═════ LISTING ═════

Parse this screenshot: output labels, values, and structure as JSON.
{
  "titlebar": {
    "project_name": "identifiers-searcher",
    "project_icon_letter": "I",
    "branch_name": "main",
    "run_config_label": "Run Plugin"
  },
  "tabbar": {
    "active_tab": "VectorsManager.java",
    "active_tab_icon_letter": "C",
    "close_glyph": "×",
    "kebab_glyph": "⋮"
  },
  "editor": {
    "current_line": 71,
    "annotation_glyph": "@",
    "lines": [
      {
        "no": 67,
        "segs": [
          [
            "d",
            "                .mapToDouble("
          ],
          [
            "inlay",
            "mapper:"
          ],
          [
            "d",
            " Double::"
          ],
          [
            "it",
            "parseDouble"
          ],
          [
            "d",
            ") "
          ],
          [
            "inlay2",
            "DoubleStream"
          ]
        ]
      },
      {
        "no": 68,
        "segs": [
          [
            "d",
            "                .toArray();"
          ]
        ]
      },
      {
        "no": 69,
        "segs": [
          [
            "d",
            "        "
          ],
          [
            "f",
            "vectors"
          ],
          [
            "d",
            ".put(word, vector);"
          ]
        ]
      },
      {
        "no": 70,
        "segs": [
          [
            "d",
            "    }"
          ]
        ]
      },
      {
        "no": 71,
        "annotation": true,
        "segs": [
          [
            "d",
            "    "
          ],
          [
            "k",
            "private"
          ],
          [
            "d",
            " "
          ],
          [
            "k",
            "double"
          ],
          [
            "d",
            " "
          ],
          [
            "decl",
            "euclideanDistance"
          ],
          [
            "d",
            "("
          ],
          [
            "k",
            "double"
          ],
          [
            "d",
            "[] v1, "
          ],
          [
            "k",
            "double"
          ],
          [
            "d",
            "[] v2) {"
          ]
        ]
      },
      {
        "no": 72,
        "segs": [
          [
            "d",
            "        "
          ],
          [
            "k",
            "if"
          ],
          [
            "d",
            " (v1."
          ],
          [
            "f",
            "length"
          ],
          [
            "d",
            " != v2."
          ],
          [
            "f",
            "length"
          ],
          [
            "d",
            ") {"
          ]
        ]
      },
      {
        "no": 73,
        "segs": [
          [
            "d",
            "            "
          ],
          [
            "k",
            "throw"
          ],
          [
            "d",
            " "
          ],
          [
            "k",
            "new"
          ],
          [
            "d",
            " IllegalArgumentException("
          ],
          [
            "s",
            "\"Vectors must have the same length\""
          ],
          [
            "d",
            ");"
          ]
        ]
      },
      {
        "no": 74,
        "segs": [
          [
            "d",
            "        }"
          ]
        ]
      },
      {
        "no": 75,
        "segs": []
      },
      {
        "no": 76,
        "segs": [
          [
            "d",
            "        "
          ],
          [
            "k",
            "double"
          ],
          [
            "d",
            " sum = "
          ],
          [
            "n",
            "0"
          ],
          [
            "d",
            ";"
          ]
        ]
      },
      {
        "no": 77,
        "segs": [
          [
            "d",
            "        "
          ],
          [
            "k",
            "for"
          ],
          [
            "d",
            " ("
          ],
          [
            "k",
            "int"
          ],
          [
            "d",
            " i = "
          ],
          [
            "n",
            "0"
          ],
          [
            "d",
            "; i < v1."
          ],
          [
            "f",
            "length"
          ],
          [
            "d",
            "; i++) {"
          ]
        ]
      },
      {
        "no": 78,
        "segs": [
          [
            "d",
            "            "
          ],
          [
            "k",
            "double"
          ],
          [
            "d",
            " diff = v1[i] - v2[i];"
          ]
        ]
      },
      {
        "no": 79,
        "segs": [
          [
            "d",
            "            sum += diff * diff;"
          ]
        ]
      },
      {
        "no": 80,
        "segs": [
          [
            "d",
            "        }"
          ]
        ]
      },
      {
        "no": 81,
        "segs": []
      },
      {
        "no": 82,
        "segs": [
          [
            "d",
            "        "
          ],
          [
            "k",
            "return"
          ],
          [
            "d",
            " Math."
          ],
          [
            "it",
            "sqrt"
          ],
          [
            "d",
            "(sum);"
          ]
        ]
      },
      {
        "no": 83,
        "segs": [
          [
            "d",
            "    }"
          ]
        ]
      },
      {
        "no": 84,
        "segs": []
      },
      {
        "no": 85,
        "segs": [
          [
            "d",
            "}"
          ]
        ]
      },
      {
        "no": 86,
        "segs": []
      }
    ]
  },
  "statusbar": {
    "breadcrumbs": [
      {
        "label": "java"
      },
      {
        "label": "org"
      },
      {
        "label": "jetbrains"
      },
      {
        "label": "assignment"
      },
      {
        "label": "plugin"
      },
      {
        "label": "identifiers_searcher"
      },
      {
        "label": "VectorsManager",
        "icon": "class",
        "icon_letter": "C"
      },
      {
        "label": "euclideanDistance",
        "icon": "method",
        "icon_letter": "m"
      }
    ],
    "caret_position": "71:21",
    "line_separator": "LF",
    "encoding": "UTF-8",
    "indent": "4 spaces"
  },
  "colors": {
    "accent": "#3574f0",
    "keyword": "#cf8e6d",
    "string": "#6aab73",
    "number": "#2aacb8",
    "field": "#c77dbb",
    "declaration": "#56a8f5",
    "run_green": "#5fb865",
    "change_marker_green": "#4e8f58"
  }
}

═════

**EXERCISE PROMPT:**
Look through the entries and find each line that has the string "VectorsManager". Copy those lines.

**TASK RESULT:**
    "active_tab": "VectorsManager.java",
        "label": "VectorsManager",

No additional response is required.